Task prompt:
Search the listing for "name" and copy every line where it appears.

Entries shown:
────

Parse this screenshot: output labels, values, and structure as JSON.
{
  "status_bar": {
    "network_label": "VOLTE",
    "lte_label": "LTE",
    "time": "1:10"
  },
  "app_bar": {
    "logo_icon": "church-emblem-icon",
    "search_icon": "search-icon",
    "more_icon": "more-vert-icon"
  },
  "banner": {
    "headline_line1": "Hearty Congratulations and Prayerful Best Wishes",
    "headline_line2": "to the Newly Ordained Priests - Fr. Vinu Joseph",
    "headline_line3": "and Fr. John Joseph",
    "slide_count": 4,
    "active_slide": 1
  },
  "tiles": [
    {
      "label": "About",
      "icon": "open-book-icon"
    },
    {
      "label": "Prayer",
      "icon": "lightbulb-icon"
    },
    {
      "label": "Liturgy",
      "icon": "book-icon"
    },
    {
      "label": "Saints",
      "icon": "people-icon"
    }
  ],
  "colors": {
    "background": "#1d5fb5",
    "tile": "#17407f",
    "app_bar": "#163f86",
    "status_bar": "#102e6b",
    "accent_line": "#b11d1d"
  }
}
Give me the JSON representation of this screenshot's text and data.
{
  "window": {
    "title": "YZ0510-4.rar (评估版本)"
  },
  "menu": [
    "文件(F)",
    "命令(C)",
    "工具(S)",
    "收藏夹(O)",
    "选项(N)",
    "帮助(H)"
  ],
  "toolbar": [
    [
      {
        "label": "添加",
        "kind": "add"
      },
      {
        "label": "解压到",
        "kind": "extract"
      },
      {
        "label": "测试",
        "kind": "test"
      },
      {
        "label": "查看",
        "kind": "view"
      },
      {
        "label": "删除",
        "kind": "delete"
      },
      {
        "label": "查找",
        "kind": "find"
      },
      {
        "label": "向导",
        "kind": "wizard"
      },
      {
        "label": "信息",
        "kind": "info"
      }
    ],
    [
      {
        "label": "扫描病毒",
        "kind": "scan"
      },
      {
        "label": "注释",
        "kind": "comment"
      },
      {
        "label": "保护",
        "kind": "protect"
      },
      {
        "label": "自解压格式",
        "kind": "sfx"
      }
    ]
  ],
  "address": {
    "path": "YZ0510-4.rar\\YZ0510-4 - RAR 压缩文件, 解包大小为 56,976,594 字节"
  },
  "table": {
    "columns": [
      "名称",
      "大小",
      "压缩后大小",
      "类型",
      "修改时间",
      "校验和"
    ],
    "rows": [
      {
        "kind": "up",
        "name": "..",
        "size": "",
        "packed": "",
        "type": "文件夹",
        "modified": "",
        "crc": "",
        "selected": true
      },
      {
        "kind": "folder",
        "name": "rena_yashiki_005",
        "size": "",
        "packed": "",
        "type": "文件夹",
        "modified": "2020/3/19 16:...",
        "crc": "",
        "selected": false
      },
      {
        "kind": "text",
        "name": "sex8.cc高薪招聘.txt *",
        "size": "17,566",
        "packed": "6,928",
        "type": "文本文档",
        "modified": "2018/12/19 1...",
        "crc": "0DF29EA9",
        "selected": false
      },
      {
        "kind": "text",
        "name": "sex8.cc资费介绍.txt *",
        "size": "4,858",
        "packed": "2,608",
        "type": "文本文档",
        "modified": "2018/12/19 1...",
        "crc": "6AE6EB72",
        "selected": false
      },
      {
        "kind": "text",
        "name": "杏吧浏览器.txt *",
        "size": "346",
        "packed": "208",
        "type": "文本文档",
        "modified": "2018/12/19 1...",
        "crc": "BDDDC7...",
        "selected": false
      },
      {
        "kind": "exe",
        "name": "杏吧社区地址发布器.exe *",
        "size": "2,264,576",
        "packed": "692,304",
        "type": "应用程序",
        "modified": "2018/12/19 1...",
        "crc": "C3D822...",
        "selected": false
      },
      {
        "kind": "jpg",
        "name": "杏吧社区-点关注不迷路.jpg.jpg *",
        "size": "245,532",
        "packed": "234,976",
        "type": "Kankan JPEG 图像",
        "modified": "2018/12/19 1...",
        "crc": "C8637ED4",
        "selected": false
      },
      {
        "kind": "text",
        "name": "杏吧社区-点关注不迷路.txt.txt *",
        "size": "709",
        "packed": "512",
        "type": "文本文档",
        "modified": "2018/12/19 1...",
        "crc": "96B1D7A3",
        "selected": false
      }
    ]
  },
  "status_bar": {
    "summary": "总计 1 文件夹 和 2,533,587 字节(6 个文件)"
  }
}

────

Task solution:
        "name": "..",
        "name": "rena_yashiki_005",
        "name": "sex8.cc高薪招聘.txt *",
        "name": "sex8.cc资费介绍.txt *",
        "name": "杏吧浏览器.txt *",
        "name": "杏吧社区地址发布器.exe *",
        "name": "杏吧社区-点关注不迷路.jpg.jpg *",
        "name": "杏吧社区-点关注不迷路.txt.txt *",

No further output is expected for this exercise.